*Given instruction*: Find the word "организации" in the records below. List each line containing it.

— BEGIN Dataset entries —

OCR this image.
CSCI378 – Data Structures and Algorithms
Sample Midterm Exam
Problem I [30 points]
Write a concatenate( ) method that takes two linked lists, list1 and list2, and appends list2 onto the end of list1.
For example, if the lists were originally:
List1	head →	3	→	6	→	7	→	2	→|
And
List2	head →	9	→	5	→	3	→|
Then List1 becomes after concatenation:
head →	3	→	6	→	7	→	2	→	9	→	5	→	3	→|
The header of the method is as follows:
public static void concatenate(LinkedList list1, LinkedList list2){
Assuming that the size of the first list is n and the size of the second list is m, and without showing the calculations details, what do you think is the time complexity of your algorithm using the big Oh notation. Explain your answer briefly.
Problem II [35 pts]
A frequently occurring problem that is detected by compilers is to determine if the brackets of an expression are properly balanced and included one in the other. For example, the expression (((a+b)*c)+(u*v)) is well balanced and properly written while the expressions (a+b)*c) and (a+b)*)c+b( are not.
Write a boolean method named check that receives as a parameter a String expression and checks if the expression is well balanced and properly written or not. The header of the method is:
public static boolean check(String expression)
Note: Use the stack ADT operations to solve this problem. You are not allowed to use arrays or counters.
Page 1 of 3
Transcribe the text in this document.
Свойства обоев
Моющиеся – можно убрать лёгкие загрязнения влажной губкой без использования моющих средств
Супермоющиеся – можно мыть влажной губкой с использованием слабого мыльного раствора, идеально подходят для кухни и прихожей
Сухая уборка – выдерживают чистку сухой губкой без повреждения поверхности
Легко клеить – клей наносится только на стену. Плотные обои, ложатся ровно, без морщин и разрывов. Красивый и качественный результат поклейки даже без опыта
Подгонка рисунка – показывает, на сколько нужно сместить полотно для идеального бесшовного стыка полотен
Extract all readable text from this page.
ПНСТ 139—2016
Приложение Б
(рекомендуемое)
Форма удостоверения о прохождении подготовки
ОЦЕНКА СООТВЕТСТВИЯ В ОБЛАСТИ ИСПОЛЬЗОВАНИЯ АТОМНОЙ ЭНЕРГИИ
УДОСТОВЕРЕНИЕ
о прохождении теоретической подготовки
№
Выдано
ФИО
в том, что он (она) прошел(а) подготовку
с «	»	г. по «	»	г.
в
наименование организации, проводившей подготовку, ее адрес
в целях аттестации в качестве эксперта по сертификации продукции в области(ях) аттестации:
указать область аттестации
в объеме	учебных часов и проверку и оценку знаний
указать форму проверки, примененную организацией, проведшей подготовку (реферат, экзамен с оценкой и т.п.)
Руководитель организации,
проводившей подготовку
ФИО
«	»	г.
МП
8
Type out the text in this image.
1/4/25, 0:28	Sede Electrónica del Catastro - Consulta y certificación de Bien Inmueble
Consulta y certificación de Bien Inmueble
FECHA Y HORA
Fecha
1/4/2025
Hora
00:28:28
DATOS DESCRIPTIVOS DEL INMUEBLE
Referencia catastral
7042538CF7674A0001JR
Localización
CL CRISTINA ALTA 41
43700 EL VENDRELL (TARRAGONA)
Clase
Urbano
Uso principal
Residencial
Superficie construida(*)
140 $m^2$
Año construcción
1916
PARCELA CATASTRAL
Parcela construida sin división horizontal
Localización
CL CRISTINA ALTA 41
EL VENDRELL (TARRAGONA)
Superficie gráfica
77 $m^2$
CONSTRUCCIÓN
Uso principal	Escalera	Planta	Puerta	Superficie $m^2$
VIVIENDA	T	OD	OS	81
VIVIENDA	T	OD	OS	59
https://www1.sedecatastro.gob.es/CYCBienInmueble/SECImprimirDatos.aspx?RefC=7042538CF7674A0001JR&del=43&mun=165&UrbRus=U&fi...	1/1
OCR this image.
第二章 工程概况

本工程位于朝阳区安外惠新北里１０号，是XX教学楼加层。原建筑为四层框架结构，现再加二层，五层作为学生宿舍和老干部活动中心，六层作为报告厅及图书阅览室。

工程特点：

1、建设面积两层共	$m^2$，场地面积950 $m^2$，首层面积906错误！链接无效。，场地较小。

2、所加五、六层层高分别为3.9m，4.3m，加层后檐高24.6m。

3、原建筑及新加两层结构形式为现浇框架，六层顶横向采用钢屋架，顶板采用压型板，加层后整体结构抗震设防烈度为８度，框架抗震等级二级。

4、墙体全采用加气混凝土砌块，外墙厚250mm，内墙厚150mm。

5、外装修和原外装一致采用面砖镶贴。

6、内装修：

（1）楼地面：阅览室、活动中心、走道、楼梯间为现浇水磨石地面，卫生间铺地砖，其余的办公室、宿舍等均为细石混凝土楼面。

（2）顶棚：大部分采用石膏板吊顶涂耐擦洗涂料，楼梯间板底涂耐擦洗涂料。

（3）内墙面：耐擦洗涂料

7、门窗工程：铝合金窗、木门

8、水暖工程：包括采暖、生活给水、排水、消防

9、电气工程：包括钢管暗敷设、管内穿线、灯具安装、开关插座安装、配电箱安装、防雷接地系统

— END Dataset entries —

*Response for this exercise*:
наименование организации, проводившей подготовку, ее адрес
Руководитель организации,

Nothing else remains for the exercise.